TASK TO COMPLETE:
According to the abstract on weight allocation below, which weight allocation strategy significantly enhances expressivity in the experiments?

━━━ SELECTED EXTRACT

This study investigates how the allocation strategy of a fixed number of learnable weights affects neural network expressivity under parameter constraints—such as biological plausibility or hardware limitations. We propose a teacher–student knowledge distillation framework to establish a quantitative expressivity benchmark and conduct theoretical analysis for linear recurrent and feedforward networks, linking weight allocation to matrix rank and subspace coverage; we derive necessary and sufficient conditions for extremal expressivity. To our knowledge, this is the first systematic characterization of the quantitative relationship between allocation strategies and expressivity, accompanied by a heuristic estimation principle for suboptimal allocations, extended to ReLU networks. Experiments demonstrate that widely dispersed weight allocation significantly enhances expressivity; theoretical predictions achieve over 92% accuracy; and our findings bridge biological synaptic plasticity mechanisms with efficient deep learning architecture design.

━━━━━━
━━━ INFORMATION SUPPLIED

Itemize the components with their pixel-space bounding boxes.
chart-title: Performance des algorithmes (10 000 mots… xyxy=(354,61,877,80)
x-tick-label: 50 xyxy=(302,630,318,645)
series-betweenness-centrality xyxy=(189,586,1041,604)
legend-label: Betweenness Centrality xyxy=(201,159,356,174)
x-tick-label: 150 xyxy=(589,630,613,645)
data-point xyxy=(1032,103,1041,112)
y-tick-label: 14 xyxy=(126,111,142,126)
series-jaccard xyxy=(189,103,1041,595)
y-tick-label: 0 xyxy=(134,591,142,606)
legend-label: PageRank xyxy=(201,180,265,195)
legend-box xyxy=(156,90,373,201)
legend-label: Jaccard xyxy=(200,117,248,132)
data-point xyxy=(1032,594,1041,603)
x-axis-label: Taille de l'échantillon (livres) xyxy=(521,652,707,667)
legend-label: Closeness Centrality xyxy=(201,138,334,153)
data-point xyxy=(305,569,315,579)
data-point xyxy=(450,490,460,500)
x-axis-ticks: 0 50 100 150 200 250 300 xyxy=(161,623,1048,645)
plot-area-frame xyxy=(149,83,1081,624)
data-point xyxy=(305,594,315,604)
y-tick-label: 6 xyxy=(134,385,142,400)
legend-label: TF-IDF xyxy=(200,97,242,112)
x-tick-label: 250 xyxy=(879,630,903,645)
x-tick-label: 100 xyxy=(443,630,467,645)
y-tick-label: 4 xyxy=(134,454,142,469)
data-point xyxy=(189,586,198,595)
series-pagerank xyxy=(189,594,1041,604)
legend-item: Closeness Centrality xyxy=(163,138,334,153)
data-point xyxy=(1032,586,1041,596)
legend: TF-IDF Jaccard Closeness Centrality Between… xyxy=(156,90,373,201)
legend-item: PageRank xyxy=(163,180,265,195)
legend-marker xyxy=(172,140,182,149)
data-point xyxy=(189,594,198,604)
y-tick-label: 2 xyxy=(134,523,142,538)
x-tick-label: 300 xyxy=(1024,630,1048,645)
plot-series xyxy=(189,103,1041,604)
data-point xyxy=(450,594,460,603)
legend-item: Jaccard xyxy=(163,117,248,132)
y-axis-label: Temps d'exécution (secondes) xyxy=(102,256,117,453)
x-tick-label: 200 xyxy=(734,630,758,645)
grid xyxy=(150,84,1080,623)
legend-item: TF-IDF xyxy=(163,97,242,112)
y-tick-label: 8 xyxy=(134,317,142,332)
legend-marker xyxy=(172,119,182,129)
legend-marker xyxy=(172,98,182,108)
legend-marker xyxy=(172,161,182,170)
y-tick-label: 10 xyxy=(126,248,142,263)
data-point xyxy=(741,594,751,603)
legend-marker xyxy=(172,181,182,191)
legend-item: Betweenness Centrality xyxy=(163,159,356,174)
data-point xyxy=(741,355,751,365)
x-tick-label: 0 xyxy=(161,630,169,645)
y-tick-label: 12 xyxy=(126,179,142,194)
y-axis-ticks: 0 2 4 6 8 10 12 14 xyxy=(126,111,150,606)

━━━━━━

TASK RESPONSE:
Widely dispersed weight allocation.